Goal of the exercise → Everything in the data should be repeated exactly, save for the images.
[start Records to use]
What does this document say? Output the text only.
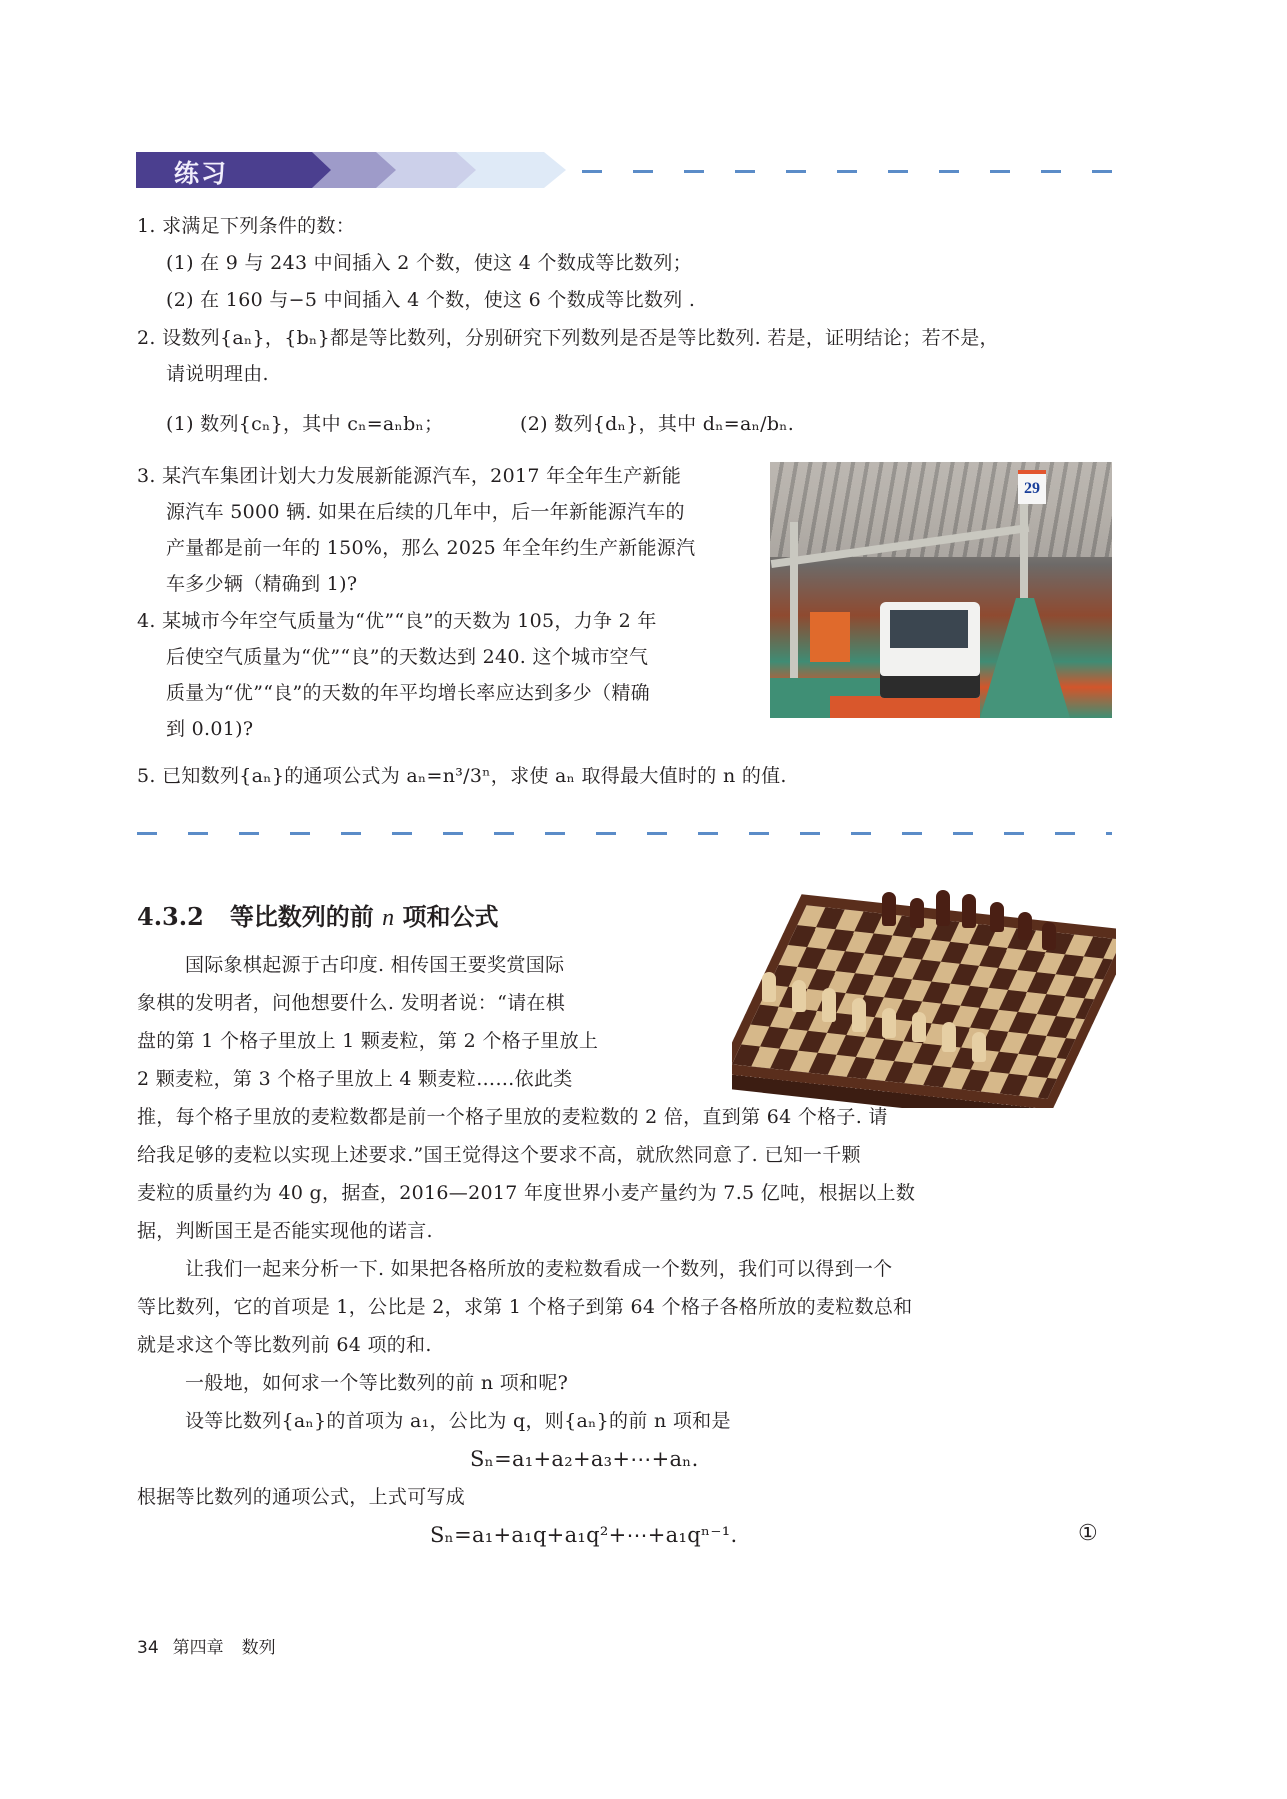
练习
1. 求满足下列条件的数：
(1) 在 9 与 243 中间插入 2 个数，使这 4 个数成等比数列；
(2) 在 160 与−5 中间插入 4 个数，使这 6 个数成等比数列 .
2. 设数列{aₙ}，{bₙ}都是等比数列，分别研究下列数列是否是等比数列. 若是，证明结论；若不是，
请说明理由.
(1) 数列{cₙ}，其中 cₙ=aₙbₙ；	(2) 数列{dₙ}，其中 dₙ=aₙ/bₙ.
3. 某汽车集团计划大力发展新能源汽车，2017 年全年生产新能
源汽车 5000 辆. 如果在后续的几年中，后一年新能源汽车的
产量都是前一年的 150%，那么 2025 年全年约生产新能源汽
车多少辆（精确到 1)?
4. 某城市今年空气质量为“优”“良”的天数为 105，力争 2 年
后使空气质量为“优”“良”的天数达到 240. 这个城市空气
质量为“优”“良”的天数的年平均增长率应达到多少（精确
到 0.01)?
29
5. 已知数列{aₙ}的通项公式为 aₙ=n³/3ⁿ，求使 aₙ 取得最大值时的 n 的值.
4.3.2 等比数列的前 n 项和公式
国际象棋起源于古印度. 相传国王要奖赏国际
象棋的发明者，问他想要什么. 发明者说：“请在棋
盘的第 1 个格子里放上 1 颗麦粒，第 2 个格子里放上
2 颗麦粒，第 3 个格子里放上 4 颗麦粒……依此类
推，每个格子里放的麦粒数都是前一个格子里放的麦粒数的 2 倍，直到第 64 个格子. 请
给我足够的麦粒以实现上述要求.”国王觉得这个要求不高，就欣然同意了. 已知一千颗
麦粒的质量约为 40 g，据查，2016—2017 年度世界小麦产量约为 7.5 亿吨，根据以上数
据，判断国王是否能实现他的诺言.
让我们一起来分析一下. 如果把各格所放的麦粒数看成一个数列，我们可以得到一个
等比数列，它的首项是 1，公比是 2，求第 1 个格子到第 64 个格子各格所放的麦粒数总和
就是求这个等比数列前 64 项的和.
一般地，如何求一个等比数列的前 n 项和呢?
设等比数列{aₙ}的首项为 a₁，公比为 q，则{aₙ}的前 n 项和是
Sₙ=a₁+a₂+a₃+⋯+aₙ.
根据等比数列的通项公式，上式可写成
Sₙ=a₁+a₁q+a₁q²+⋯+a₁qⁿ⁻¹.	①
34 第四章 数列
[end Records to use]
Output of the exercise →
What does this document say? Output the text only.
练习
1. 求满足下列条件的数：
(1) 在 9 与 243 中间插入 2 个数，使这 4 个数成等比数列；
(2) 在 160 与−5 中间插入 4 个数，使这 6 个数成等比数列 .
2. 设数列{aₙ}，{bₙ}都是等比数列，分别研究下列数列是否是等比数列. 若是，证明结论；若不是，
请说明理由.
(1) 数列{cₙ}，其中 cₙ=aₙbₙ；	(2) 数列{dₙ}，其中 dₙ=aₙ/bₙ.
3. 某汽车集团计划大力发展新能源汽车，2017 年全年生产新能
源汽车 5000 辆. 如果在后续的几年中，后一年新能源汽车的
产量都是前一年的 150%，那么 2025 年全年约生产新能源汽
车多少辆（精确到 1)?
4. 某城市今年空气质量为“优”“良”的天数为 105，力争 2 年
后使空气质量为“优”“良”的天数达到 240. 这个城市空气
质量为“优”“良”的天数的年平均增长率应达到多少（精确
到 0.01)?
29
5. 已知数列{aₙ}的通项公式为 aₙ=n³/3ⁿ，求使 aₙ 取得最大值时的 n 的值.
4.3.2 等比数列的前 n 项和公式
国际象棋起源于古印度. 相传国王要奖赏国际
象棋的发明者，问他想要什么. 发明者说：“请在棋
盘的第 1 个格子里放上 1 颗麦粒，第 2 个格子里放上
2 颗麦粒，第 3 个格子里放上 4 颗麦粒……依此类
推，每个格子里放的麦粒数都是前一个格子里放的麦粒数的 2 倍，直到第 64 个格子. 请
给我足够的麦粒以实现上述要求.”国王觉得这个要求不高，就欣然同意了. 已知一千颗
麦粒的质量约为 40 g，据查，2016—2017 年度世界小麦产量约为 7.5 亿吨，根据以上数
据，判断国王是否能实现他的诺言.
让我们一起来分析一下. 如果把各格所放的麦粒数看成一个数列，我们可以得到一个
等比数列，它的首项是 1，公比是 2，求第 1 个格子到第 64 个格子各格所放的麦粒数总和
就是求这个等比数列前 64 项的和.
一般地，如何求一个等比数列的前 n 项和呢?
设等比数列{aₙ}的首项为 a₁，公比为 q，则{aₙ}的前 n 项和是
Sₙ=a₁+a₂+a₃+⋯+aₙ.
根据等比数列的通项公式，上式可写成
Sₙ=a₁+a₁q+a₁q²+⋯+a₁qⁿ⁻¹.	①
34 第四章 数列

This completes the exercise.